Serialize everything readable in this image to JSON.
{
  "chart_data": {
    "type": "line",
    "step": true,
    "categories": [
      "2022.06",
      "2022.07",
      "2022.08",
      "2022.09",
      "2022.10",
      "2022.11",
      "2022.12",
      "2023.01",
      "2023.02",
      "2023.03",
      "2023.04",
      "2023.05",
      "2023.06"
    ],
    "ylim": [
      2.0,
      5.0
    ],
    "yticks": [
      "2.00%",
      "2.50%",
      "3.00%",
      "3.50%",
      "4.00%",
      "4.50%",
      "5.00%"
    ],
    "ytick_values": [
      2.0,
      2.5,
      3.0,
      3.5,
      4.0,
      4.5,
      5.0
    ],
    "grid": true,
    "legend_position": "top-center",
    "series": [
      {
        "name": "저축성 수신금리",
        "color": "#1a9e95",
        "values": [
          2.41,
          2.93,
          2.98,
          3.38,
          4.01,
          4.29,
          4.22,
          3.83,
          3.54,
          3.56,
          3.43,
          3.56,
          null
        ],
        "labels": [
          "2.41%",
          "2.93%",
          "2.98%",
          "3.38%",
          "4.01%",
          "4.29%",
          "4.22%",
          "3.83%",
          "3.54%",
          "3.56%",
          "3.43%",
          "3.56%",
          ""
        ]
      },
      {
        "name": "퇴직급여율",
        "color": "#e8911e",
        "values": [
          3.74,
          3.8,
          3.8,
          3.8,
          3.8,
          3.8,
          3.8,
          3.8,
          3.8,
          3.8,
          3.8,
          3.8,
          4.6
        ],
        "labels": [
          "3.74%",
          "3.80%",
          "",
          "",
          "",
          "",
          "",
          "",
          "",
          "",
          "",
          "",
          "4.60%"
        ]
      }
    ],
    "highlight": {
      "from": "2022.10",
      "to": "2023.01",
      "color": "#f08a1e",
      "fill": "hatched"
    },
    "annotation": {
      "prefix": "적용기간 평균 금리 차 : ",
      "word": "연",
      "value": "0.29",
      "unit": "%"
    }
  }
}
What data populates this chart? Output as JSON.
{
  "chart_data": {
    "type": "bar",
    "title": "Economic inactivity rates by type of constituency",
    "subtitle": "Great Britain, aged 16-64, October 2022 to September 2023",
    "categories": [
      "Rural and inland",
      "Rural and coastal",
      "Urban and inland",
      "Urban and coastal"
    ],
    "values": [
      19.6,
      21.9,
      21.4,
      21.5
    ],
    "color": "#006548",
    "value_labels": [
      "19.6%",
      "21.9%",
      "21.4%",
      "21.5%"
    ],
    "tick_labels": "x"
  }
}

- - - - - - -

Repeat only the stretch of lines starting at the one containing "What data populates" and running to the final line of the entries above.

Task answer -
What data populates this chart? Output as JSON.
{
  "chart_data": {
    "type": "bar",
    "title": "Economic inactivity rates by type of constituency",
    "subtitle": "Great Britain, aged 16-64, October 2022 to September 2023",
    "categories": [
      "Rural and inland",
      "Rural and coastal",
      "Urban and inland",
      "Urban and coastal"
    ],
    "values": [
      19.6,
      21.9,
      21.4,
      21.5
    ],
    "color": "#006548",
    "value_labels": [
      "19.6%",
      "21.9%",
      "21.4%",
      "21.5%"
    ],
    "tick_labels": "x"
  }
}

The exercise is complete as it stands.